* [MATERIAL FOR THE TASK]
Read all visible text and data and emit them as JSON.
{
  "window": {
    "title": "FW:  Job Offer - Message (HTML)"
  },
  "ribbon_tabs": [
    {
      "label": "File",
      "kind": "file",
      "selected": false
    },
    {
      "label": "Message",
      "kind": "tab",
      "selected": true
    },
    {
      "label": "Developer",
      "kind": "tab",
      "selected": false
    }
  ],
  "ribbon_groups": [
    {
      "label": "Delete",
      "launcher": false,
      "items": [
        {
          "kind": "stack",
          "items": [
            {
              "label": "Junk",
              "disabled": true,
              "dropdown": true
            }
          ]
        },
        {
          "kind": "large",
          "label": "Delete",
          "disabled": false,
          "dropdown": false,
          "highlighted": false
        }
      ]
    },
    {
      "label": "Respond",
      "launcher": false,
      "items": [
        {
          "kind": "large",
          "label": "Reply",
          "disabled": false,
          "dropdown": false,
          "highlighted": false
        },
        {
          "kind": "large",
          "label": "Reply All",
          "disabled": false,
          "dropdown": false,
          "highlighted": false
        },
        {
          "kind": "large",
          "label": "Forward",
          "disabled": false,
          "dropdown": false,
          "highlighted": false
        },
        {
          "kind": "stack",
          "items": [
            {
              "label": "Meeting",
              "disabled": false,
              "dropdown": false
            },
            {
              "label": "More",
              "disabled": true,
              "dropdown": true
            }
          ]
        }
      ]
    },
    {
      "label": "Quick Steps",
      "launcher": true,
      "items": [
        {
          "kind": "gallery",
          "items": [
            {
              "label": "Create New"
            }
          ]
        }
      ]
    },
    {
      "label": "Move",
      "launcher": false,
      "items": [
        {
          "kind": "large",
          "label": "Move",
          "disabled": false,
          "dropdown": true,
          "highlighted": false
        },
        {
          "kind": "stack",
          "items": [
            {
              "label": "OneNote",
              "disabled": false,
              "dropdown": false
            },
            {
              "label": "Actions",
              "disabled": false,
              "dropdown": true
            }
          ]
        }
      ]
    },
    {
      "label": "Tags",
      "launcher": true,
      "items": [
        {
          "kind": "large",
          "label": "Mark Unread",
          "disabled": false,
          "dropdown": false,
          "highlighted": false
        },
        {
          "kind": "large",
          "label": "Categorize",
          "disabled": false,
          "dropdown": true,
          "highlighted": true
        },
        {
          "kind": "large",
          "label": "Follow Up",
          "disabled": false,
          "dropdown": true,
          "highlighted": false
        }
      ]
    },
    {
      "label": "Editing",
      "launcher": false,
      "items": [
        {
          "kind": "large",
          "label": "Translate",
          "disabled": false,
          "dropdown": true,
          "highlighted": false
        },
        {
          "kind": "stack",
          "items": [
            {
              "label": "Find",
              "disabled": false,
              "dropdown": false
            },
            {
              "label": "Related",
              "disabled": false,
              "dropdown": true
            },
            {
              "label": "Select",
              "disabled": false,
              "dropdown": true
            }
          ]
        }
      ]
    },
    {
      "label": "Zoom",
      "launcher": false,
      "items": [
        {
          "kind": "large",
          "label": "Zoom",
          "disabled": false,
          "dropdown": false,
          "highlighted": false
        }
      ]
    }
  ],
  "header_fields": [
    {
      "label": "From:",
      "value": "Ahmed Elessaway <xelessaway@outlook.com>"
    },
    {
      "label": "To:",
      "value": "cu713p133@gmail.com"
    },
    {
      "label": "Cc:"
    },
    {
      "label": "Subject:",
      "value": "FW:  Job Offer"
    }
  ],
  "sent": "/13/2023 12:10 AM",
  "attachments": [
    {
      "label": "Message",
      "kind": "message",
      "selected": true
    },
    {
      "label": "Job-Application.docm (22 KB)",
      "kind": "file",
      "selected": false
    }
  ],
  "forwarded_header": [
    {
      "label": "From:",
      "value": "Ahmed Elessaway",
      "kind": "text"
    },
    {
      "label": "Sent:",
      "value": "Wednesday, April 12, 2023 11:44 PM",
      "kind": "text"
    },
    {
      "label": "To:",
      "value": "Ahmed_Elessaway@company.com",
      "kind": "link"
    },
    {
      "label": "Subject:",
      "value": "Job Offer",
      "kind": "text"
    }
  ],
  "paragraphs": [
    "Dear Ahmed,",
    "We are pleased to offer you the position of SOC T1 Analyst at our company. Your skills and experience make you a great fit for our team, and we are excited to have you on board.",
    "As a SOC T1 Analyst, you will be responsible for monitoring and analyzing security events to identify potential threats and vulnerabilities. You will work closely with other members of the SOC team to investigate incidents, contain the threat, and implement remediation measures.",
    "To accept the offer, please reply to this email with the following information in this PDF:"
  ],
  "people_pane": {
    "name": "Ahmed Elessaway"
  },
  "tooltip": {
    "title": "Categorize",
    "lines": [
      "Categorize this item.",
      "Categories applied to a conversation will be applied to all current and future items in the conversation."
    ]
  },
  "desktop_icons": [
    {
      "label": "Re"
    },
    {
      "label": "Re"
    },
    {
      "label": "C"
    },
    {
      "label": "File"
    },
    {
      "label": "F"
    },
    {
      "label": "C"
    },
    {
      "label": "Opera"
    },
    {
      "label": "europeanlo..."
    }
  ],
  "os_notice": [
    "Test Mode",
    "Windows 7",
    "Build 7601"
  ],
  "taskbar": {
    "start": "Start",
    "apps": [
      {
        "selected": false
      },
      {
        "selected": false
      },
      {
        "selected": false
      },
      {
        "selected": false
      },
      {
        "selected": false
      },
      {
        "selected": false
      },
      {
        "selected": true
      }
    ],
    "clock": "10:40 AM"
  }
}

* [THE PROBLEM] Transcribe all of the material exactly. Omit nothing.

* [WRITTEN ANSWER]
Read all visible text and data and emit them as JSON.
{
  "window": {
    "title": "FW:  Job Offer - Message (HTML)"
  },
  "ribbon_tabs": [
    {
      "label": "File",
      "kind": "file",
      "selected": false
    },
    {
      "label": "Message",
      "kind": "tab",
      "selected": true
    },
    {
      "label": "Developer",
      "kind": "tab",
      "selected": false
    }
  ],
  "ribbon_groups": [
    {
      "label": "Delete",
      "launcher": false,
      "items": [
        {
          "kind": "stack",
          "items": [
            {
              "label": "Junk",
              "disabled": true,
              "dropdown": true
            }
          ]
        },
        {
          "kind": "large",
          "label": "Delete",
          "disabled": false,
          "dropdown": false,
          "highlighted": false
        }
      ]
    },
    {
      "label": "Respond",
      "launcher": false,
      "items": [
        {
          "kind": "large",
          "label": "Reply",
          "disabled": false,
          "dropdown": false,
          "highlighted": false
        },
        {
          "kind": "large",
          "label": "Reply All",
          "disabled": false,
          "dropdown": false,
          "highlighted": false
        },
        {
          "kind": "large",
          "label": "Forward",
          "disabled": false,
          "dropdown": false,
          "highlighted": false
        },
        {
          "kind": "stack",
          "items": [
            {
              "label": "Meeting",
              "disabled": false,
              "dropdown": false
            },
            {
              "label": "More",
              "disabled": true,
              "dropdown": true
            }
          ]
        }
      ]
    },
    {
      "label": "Quick Steps",
      "launcher": true,
      "items": [
        {
          "kind": "gallery",
          "items": [
            {
              "label": "Create New"
            }
          ]
        }
      ]
    },
    {
      "label": "Move",
      "launcher": false,
      "items": [
        {
          "kind": "large",
          "label": "Move",
          "disabled": false,
          "dropdown": true,
          "highlighted": false
        },
        {
          "kind": "stack",
          "items": [
            {
              "label": "OneNote",
              "disabled": false,
              "dropdown": false
            },
            {
              "label": "Actions",
              "disabled": false,
              "dropdown": true
            }
          ]
        }
      ]
    },
    {
      "label": "Tags",
      "launcher": true,
      "items": [
        {
          "kind": "large",
          "label": "Mark Unread",
          "disabled": false,
          "dropdown": false,
          "highlighted": false
        },
        {
          "kind": "large",
          "label": "Categorize",
          "disabled": false,
          "dropdown": true,
          "highlighted": true
        },
        {
          "kind": "large",
          "label": "Follow Up",
          "disabled": false,
          "dropdown": true,
          "highlighted": false
        }
      ]
    },
    {
      "label": "Editing",
      "launcher": false,
      "items": [
        {
          "kind": "large",
          "label": "Translate",
          "disabled": false,
          "dropdown": true,
          "highlighted": false
        },
        {
          "kind": "stack",
          "items": [
            {
              "label": "Find",
              "disabled": false,
              "dropdown": false
            },
            {
              "label": "Related",
              "disabled": false,
              "dropdown": true
            },
            {
              "label": "Select",
              "disabled": false,
              "dropdown": true
            }
          ]
        }
      ]
    },
    {
      "label": "Zoom",
      "launcher": false,
      "items": [
        {
          "kind": "large",
          "label": "Zoom",
          "disabled": false,
          "dropdown": false,
          "highlighted": false
        }
      ]
    }
  ],
  "header_fields": [
    {
      "label": "From:",
      "value": "Ahmed Elessaway <xelessaway@outlook.com>"
    },
    {
      "label": "To:",
      "value": "cu713p133@gmail.com"
    },
    {
      "label": "Cc:"
    },
    {
      "label": "Subject:",
      "value": "FW:  Job Offer"
    }
  ],
  "sent": "/13/2023 12:10 AM",
  "attachments": [
    {
      "label": "Message",
      "kind": "message",
      "selected": true
    },
    {
      "label": "Job-Application.docm (22 KB)",
      "kind": "file",
      "selected": false
    }
  ],
  "forwarded_header": [
    {
      "label": "From:",
      "value": "Ahmed Elessaway",
      "kind": "text"
    },
    {
      "label": "Sent:",
      "value": "Wednesday, April 12, 2023 11:44 PM",
      "kind": "text"
    },
    {
      "label": "To:",
      "value": "Ahmed_Elessaway@company.com",
      "kind": "link"
    },
    {
      "label": "Subject:",
      "value": "Job Offer",
      "kind": "text"
    }
  ],
  "paragraphs": [
    "Dear Ahmed,",
    "We are pleased to offer you the position of SOC T1 Analyst at our company. Your skills and experience make you a great fit for our team, and we are excited to have you on board.",
    "As a SOC T1 Analyst, you will be responsible for monitoring and analyzing security events to identify potential threats and vulnerabilities. You will work closely with other members of the SOC team to investigate incidents, contain the threat, and implement remediation measures.",
    "To accept the offer, please reply to this email with the following information in this PDF:"
  ],
  "people_pane": {
    "name": "Ahmed Elessaway"
  },
  "tooltip": {
    "title": "Categorize",
    "lines": [
      "Categorize this item.",
      "Categories applied to a conversation will be applied to all current and future items in the conversation."
    ]
  },
  "desktop_icons": [
    {
      "label": "Re"
    },
    {
      "label": "Re"
    },
    {
      "label": "C"
    },
    {
      "label": "File"
    },
    {
      "label": "F"
    },
    {
      "label": "C"
    },
    {
      "label": "Opera"
    },
    {
      "label": "europeanlo..."
    }
  ],
  "os_notice": [
    "Test Mode",
    "Windows 7",
    "Build 7601"
  ],
  "taskbar": {
    "start": "Start",
    "apps": [
      {
        "selected": false
      },
      {
        "selected": false
      },
      {
        "selected": false
      },
      {
        "selected": false
      },
      {
        "selected": false
      },
      {
        "selected": false
      },
      {
        "selected": true
      }
    ],
    "clock": "10:40 AM"
  }
}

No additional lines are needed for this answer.